> _Do this_:
All records should be reproduced verbatim.

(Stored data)
★ ★ ★ ★ ★ ★ ★

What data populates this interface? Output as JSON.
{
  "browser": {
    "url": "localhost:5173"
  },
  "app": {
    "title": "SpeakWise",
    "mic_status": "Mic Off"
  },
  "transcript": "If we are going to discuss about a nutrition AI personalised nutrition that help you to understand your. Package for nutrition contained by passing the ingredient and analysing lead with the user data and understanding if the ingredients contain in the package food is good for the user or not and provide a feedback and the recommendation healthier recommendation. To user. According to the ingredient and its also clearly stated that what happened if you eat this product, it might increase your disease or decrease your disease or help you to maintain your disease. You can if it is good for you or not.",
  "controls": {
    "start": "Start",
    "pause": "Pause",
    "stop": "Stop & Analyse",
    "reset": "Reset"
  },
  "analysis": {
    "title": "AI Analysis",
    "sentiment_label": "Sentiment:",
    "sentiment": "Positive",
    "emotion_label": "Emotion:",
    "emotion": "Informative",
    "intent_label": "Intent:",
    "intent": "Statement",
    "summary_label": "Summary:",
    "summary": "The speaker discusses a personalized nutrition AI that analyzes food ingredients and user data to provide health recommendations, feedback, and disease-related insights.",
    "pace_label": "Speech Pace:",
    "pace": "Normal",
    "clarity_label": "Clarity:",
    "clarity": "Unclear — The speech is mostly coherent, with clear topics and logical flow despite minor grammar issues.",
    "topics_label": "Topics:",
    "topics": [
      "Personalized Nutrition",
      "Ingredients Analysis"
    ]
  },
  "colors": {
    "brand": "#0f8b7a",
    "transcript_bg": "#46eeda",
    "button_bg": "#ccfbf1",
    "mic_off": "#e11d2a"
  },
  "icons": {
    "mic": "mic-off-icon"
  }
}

★ ★ ★ ★ ★ ★ ★

> _Result of this exercise_:
What data populates this interface? Output as JSON.
{
  "browser": {
    "url": "localhost:5173"
  },
  "app": {
    "title": "SpeakWise",
    "mic_status": "Mic Off"
  },
  "transcript": "If we are going to discuss about a nutrition AI personalised nutrition that help you to understand your. Package for nutrition contained by passing the ingredient and analysing lead with the user data and understanding if the ingredients contain in the package food is good for the user or not and provide a feedback and the recommendation healthier recommendation. To user. According to the ingredient and its also clearly stated that what happened if you eat this product, it might increase your disease or decrease your disease or help you to maintain your disease. You can if it is good for you or not.",
  "controls": {
    "start": "Start",
    "pause": "Pause",
    "stop": "Stop & Analyse",
    "reset": "Reset"
  },
  "analysis": {
    "title": "AI Analysis",
    "sentiment_label": "Sentiment:",
    "sentiment": "Positive",
    "emotion_label": "Emotion:",
    "emotion": "Informative",
    "intent_label": "Intent:",
    "intent": "Statement",
    "summary_label": "Summary:",
    "summary": "The speaker discusses a personalized nutrition AI that analyzes food ingredients and user data to provide health recommendations, feedback, and disease-related insights.",
    "pace_label": "Speech Pace:",
    "pace": "Normal",
    "clarity_label": "Clarity:",
    "clarity": "Unclear — The speech is mostly coherent, with clear topics and logical flow despite minor grammar issues.",
    "topics_label": "Topics:",
    "topics": [
      "Personalized Nutrition",
      "Ingredients Analysis"
    ]
  },
  "colors": {
    "brand": "#0f8b7a",
    "transcript_bg": "#46eeda",
    "button_bg": "#ccfbf1",
    "mic_off": "#e11d2a"
  },
  "icons": {
    "mic": "mic-off-icon"
  }
}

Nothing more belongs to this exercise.